EXERCISE PROMPT.
Without the pictures, give the entries below again exactly as written.

STORED DATA.
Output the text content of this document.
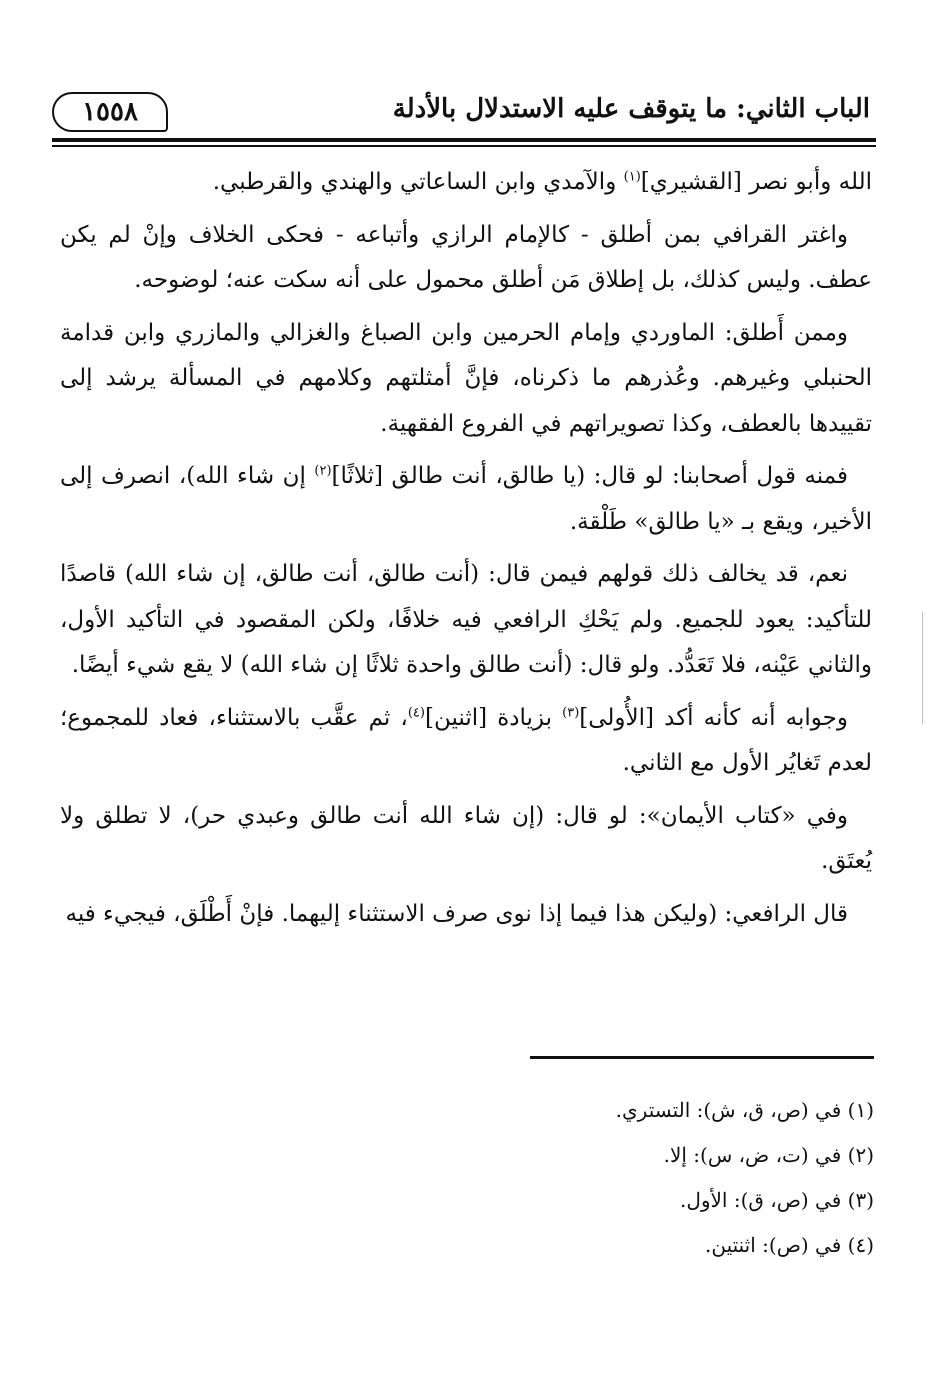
الباب الثاني: ما يتوقف عليه الاستدلال بالأدلة
١٥٥٨

الله وأبو نصر [القشيري]$^{(١)}$ والآمدي وابن الساعاتي والهندي والقرطبي.

واغتر القرافي بمن أطلق - كالإمام الرازي وأتباعه - فحكى الخلاف وإنْ لم يكن عطف. وليس كذلك، بل إطلاق مَن أطلق محمول على أنه سكت عنه؛ لوضوحه.

وممن أَطلق: الماوردي وإمام الحرمين وابن الصباغ والغزالي والمازري وابن قدامة الحنبلي وغيرهم. وعُذرهم ما ذكرناه، فإنَّ أمثلتهم وكلامهم في المسألة يرشد إلى تقييدها بالعطف، وكذا تصويراتهم في الفروع الفقهية.

فمنه قول أصحابنا: لو قال: (يا طالق، أنت طالق [ثلاثًا]$^{(٢)}$ إن شاء الله)، انصرف إلى الأخير، ويقع بـ «يا طالق» طَلْقة.

نعم، قد يخالف ذلك قولهم فيمن قال: (أنت طالق، أنت طالق، إن شاء الله) قاصدًا للتأكيد: يعود للجميع. ولم يَحْكِ الرافعي فيه خلافًا، ولكن المقصود في التأكيد الأول، والثاني عَيْنه، فلا تَعَدُّد. ولو قال: (أنت طالق واحدة ثلاثًا إن شاء الله) لا يقع شيء أيضًا.

وجوابه أنه كأنه أكد [الأُولى]$^{(٣)}$ بزيادة [اثنين]$^{(٤)}$، ثم عقَّب بالاستثناء، فعاد للمجموع؛ لعدم تَغايُر الأول مع الثاني.

وفي «كتاب الأيمان»: لو قال: (إن شاء الله أنت طالق وعبدي حر)، لا تطلق ولا يُعتَق.

قال الرافعي: (وليكن هذا فيما إذا نوى صرف الاستثناء إليهما. فإنْ أَطْلَق، فيجيء فيه

(١) في (ص، ق، ش): التستري.
(٢) في (ت، ض، س): إلا.
(٣) في (ص، ق): الأول.
(٤) في (ص): اثنتين.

FINAL RESULT.
Output the text content of this document.
الباب الثاني: ما يتوقف عليه الاستدلال بالأدلة
١٥٥٨

الله وأبو نصر [القشيري]$^{(١)}$ والآمدي وابن الساعاتي والهندي والقرطبي.

واغتر القرافي بمن أطلق - كالإمام الرازي وأتباعه - فحكى الخلاف وإنْ لم يكن عطف. وليس كذلك، بل إطلاق مَن أطلق محمول على أنه سكت عنه؛ لوضوحه.

وممن أَطلق: الماوردي وإمام الحرمين وابن الصباغ والغزالي والمازري وابن قدامة الحنبلي وغيرهم. وعُذرهم ما ذكرناه، فإنَّ أمثلتهم وكلامهم في المسألة يرشد إلى تقييدها بالعطف، وكذا تصويراتهم في الفروع الفقهية.

فمنه قول أصحابنا: لو قال: (يا طالق، أنت طالق [ثلاثًا]$^{(٢)}$ إن شاء الله)، انصرف إلى الأخير، ويقع بـ «يا طالق» طَلْقة.

نعم، قد يخالف ذلك قولهم فيمن قال: (أنت طالق، أنت طالق، إن شاء الله) قاصدًا للتأكيد: يعود للجميع. ولم يَحْكِ الرافعي فيه خلافًا، ولكن المقصود في التأكيد الأول، والثاني عَيْنه، فلا تَعَدُّد. ولو قال: (أنت طالق واحدة ثلاثًا إن شاء الله) لا يقع شيء أيضًا.

وجوابه أنه كأنه أكد [الأُولى]$^{(٣)}$ بزيادة [اثنين]$^{(٤)}$، ثم عقَّب بالاستثناء، فعاد للمجموع؛ لعدم تَغايُر الأول مع الثاني.

وفي «كتاب الأيمان»: لو قال: (إن شاء الله أنت طالق وعبدي حر)، لا تطلق ولا يُعتَق.

قال الرافعي: (وليكن هذا فيما إذا نوى صرف الاستثناء إليهما. فإنْ أَطْلَق، فيجيء فيه

(١) في (ص، ق، ش): التستري.
(٢) في (ت، ض، س): إلا.
(٣) في (ص، ق): الأول.
(٤) في (ص): اثنتين.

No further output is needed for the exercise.